* SHORT EXERCISE
In the material below, copy out word for word the lines from the one containing "Patent image size: (599, 676)." through the one containing "The leader tape L is at (320, 537).", including both.

* RECORDED DATA
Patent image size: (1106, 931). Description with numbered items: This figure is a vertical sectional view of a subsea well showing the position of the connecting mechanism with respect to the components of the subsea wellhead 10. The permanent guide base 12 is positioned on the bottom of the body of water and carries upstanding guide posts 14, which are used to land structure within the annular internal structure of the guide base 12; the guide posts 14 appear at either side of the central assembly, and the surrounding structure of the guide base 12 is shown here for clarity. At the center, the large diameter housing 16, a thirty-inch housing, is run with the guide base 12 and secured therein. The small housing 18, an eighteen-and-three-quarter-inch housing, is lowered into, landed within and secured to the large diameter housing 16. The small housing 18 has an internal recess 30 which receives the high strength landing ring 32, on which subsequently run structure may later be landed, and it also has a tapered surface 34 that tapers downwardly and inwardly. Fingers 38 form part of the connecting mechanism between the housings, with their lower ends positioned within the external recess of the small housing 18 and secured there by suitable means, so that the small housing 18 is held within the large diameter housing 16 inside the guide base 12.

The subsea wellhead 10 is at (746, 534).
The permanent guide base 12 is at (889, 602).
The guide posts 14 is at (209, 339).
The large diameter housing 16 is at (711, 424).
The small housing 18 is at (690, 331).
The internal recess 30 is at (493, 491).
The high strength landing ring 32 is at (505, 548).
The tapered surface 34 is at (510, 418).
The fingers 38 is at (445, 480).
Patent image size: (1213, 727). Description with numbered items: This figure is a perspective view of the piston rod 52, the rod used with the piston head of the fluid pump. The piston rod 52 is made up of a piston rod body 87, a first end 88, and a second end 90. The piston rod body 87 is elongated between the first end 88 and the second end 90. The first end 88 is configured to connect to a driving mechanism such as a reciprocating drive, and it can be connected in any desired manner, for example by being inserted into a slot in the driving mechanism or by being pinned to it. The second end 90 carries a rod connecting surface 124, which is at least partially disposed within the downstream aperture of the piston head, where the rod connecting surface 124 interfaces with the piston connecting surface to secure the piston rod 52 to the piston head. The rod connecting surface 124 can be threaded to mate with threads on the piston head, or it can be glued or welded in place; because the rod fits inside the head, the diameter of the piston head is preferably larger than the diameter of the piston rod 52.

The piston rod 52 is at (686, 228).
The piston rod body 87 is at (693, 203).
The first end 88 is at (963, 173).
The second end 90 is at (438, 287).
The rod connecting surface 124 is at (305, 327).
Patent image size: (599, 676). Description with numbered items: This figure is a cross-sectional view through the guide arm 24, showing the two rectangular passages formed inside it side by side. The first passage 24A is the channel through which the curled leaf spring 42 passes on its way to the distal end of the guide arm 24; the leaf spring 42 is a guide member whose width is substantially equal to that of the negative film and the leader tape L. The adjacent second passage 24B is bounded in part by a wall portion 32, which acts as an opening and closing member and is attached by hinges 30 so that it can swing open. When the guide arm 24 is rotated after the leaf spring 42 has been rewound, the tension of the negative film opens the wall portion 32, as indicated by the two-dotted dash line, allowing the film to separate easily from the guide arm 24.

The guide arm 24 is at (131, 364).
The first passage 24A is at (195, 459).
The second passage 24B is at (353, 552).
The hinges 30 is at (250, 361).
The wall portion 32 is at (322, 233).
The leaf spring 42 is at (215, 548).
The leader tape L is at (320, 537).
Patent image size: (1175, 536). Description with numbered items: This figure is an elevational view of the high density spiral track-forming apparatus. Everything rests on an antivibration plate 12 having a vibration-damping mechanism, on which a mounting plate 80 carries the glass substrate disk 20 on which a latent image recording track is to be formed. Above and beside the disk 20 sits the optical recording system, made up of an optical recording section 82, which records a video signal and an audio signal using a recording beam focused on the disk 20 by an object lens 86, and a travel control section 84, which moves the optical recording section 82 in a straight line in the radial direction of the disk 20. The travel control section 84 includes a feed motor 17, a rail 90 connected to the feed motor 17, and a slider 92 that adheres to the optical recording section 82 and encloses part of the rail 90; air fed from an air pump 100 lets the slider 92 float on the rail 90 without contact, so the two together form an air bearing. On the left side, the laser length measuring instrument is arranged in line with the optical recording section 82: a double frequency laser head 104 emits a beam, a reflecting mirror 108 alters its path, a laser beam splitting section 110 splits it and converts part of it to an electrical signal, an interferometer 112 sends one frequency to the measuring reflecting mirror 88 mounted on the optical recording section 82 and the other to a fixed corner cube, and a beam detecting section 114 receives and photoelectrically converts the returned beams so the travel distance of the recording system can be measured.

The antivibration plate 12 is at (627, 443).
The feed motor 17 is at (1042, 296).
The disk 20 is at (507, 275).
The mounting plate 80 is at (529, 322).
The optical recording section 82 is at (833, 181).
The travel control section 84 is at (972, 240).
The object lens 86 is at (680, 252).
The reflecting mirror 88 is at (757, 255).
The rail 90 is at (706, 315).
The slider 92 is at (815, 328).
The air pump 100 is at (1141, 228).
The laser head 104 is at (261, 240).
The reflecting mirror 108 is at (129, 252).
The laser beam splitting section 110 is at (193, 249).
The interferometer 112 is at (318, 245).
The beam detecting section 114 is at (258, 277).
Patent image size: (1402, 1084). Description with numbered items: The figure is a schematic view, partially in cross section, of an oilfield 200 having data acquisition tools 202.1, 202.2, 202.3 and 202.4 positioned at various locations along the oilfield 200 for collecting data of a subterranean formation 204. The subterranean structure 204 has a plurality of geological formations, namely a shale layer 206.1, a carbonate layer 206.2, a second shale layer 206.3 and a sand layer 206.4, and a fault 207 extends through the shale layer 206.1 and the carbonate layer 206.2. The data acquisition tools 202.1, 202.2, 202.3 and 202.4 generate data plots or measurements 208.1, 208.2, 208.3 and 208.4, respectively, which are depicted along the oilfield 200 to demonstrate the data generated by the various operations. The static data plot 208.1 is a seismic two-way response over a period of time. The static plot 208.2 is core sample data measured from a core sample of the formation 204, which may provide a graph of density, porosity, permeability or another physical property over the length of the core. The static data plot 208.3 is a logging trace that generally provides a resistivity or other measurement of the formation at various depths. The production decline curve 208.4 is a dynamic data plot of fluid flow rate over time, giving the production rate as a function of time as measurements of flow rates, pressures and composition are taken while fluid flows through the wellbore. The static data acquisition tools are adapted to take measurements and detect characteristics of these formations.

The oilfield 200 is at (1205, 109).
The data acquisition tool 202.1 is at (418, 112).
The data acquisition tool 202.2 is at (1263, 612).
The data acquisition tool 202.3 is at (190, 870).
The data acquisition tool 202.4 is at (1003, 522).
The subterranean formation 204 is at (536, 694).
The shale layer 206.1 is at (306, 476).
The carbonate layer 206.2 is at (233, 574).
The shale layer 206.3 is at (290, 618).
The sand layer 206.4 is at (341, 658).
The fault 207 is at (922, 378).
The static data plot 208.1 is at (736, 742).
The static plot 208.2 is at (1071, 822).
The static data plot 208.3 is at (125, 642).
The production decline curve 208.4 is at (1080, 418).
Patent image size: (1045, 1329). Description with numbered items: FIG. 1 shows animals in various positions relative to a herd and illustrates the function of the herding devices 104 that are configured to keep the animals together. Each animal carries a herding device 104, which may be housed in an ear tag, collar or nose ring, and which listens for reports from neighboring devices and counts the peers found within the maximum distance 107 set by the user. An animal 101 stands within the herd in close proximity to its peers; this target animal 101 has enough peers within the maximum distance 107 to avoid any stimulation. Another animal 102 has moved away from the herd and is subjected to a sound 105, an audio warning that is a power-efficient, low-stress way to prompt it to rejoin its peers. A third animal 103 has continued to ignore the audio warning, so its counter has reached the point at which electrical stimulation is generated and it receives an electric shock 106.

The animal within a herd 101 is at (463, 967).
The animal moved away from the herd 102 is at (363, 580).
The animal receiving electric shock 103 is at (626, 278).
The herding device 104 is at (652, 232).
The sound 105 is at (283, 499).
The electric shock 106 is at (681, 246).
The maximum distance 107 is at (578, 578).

* THE RESPONSE
Patent image size: (599, 676). Description with numbered items: This figure is a cross-sectional view through the guide arm 24, showing the two rectangular passages formed inside it side by side. The first passage 24A is the channel through which the curled leaf spring 42 passes on its way to the distal end of the guide arm 24; the leaf spring 42 is a guide member whose width is substantially equal to that of the negative film and the leader tape L. The adjacent second passage 24B is bounded in part by a wall portion 32, which acts as an opening and closing member and is attached by hinges 30 so that it can swing open. When the guide arm 24 is rotated after the leaf spring 42 has been rewound, the tension of the negative film opens the wall portion 32, as indicated by the two-dotted dash line, allowing the film to separate easily from the guide arm 24.

The guide arm 24 is at (131, 364).
The first passage 24A is at (195, 459).
The second passage 24B is at (353, 552).
The hinges 30 is at (250, 361).
The wall portion 32 is at (322, 233).
The leaf spring 42 is at (215, 548).
The leader tape L is at (320, 537).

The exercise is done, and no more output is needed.